» **What the exercise asks**: Quote each record exactly, please, leaving none out.

Items from a data source
# # # # # # #

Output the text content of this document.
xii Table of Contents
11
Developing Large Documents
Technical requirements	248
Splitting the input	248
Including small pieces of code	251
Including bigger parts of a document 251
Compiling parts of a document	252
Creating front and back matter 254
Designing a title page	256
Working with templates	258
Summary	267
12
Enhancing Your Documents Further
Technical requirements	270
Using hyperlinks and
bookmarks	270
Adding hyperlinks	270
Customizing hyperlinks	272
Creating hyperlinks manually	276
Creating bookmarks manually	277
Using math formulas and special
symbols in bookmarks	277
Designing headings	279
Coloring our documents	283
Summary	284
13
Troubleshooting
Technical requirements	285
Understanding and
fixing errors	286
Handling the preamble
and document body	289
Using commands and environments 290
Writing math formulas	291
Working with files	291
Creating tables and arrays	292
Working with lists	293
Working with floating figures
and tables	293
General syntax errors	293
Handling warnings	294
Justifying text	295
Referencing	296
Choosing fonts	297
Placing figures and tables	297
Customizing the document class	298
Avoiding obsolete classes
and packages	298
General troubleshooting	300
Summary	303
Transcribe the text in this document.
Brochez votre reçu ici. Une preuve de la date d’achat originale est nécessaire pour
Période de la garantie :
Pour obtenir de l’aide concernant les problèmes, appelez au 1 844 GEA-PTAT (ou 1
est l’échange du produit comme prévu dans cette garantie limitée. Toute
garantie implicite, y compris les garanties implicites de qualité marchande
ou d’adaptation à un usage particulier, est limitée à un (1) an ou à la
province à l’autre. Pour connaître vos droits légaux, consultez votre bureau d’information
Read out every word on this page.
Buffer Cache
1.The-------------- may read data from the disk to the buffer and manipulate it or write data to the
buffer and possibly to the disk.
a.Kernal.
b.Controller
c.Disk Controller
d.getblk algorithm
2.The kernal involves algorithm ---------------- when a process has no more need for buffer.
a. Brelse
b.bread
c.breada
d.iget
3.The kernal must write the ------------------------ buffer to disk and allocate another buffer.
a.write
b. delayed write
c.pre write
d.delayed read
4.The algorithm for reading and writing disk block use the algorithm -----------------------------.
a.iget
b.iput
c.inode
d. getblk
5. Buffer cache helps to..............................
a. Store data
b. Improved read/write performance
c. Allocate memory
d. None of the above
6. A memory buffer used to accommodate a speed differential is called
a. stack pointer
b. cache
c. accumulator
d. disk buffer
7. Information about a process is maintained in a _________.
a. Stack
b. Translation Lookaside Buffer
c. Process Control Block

# # # # # # #

» **Answer to the exercise**:
Output the text content of this document.
xii Table of Contents
11
Developing Large Documents
Technical requirements	248
Splitting the input	248
Including small pieces of code	251
Including bigger parts of a document 251
Compiling parts of a document	252
Creating front and back matter 254
Designing a title page	256
Working with templates	258
Summary	267
12
Enhancing Your Documents Further
Technical requirements	270
Using hyperlinks and
bookmarks	270
Adding hyperlinks	270
Customizing hyperlinks	272
Creating hyperlinks manually	276
Creating bookmarks manually	277
Using math formulas and special
symbols in bookmarks	277
Designing headings	279
Coloring our documents	283
Summary	284
13
Troubleshooting
Technical requirements	285
Understanding and
fixing errors	286
Handling the preamble
and document body	289
Using commands and environments 290
Writing math formulas	291
Working with files	291
Creating tables and arrays	292
Working with lists	293
Working with floating figures
and tables	293
General syntax errors	293
Handling warnings	294
Justifying text	295
Referencing	296
Choosing fonts	297
Placing figures and tables	297
Customizing the document class	298
Avoiding obsolete classes
and packages	298
General troubleshooting	300
Summary	303
Transcribe the text in this document.
Brochez votre reçu ici. Une preuve de la date d’achat originale est nécessaire pour
Période de la garantie :
Pour obtenir de l’aide concernant les problèmes, appelez au 1 844 GEA-PTAT (ou 1
est l’échange du produit comme prévu dans cette garantie limitée. Toute
garantie implicite, y compris les garanties implicites de qualité marchande
ou d’adaptation à un usage particulier, est limitée à un (1) an ou à la
province à l’autre. Pour connaître vos droits légaux, consultez votre bureau d’information
Read out every word on this page.
Buffer Cache
1.The-------------- may read data from the disk to the buffer and manipulate it or write data to the
buffer and possibly to the disk.
a.Kernal.
b.Controller
c.Disk Controller
d.getblk algorithm
2.The kernal involves algorithm ---------------- when a process has no more need for buffer.
a. Brelse
b.bread
c.breada
d.iget
3.The kernal must write the ------------------------ buffer to disk and allocate another buffer.
a.write
b. delayed write
c.pre write
d.delayed read
4.The algorithm for reading and writing disk block use the algorithm -----------------------------.
a.iget
b.iput
c.inode
d. getblk
5. Buffer cache helps to..............................
a. Store data
b. Improved read/write performance
c. Allocate memory
d. None of the above
6. A memory buffer used to accommodate a speed differential is called
a. stack pointer
b. cache
c. accumulator
d. disk buffer
7. Information about a process is maintained in a _________.
a. Stack
b. Translation Lookaside Buffer
c. Process Control Block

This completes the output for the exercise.